What follows is a block of records; reproduce all of it verbatim.

_ _ _ _

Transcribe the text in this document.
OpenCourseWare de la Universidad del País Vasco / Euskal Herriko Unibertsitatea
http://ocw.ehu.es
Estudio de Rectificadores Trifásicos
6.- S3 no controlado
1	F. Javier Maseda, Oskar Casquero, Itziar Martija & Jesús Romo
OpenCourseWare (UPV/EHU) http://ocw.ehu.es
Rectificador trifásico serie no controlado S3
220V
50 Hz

_ _ _ _

> REPLY
Transcribe the text in this document.
OpenCourseWare de la Universidad del País Vasco / Euskal Herriko Unibertsitatea
http://ocw.ehu.es
Estudio de Rectificadores Trifásicos
6.- S3 no controlado
1	F. Javier Maseda, Oskar Casquero, Itziar Martija & Jesús Romo
OpenCourseWare (UPV/EHU) http://ocw.ehu.es
Rectificador trifásico serie no controlado S3
220V
50 Hz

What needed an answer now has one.